Problem to solve
Select from the records below every line that has the word "cnpsec" in it.

Available data
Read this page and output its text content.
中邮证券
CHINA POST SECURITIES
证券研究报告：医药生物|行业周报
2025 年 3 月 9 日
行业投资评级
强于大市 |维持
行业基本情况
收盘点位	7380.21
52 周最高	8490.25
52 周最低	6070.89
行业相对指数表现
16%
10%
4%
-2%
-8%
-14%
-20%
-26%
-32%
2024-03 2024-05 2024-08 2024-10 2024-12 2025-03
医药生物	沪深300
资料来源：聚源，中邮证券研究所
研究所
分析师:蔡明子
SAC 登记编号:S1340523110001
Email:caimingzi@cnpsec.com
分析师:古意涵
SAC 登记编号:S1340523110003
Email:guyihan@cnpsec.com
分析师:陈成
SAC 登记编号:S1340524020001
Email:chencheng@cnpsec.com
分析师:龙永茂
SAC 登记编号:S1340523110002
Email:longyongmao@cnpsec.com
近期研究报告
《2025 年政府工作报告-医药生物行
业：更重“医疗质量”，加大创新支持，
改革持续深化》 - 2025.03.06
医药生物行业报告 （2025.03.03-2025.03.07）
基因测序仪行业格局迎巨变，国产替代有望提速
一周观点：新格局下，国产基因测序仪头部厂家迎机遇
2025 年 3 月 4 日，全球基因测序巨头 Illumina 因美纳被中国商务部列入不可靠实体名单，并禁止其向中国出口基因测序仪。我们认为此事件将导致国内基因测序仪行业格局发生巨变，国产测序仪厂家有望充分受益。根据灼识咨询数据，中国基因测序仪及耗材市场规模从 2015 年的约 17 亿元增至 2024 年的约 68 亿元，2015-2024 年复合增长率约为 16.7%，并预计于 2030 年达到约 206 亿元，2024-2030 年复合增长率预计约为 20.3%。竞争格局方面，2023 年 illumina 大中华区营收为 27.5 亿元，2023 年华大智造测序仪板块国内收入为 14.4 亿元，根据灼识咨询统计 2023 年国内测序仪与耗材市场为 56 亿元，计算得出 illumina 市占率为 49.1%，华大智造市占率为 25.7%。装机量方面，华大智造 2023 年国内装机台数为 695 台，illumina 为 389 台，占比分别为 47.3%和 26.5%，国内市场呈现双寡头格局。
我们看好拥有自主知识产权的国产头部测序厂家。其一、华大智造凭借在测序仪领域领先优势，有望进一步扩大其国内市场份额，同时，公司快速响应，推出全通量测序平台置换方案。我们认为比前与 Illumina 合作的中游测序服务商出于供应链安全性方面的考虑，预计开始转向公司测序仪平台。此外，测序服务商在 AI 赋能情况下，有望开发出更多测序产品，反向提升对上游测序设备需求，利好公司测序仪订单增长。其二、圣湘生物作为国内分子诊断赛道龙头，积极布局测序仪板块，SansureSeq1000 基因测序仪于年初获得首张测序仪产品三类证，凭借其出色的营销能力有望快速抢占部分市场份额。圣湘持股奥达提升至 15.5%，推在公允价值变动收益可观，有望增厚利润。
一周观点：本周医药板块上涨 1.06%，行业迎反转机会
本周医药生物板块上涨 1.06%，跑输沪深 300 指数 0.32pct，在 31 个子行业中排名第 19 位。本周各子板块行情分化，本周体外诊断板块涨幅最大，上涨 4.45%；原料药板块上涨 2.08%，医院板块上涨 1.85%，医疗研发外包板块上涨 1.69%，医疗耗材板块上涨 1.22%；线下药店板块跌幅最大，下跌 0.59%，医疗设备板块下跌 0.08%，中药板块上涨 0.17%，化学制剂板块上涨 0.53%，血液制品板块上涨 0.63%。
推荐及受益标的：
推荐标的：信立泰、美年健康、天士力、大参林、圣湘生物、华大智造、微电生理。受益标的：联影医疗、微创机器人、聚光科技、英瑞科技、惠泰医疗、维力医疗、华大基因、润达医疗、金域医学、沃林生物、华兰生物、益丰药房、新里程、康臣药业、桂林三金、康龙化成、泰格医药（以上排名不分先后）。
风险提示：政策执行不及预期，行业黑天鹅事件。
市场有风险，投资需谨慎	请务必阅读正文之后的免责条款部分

The output
Email:caimingzi@cnpsec.com
Email:guyihan@cnpsec.com
Email:chencheng@cnpsec.com
Email:longyongmao@cnpsec.com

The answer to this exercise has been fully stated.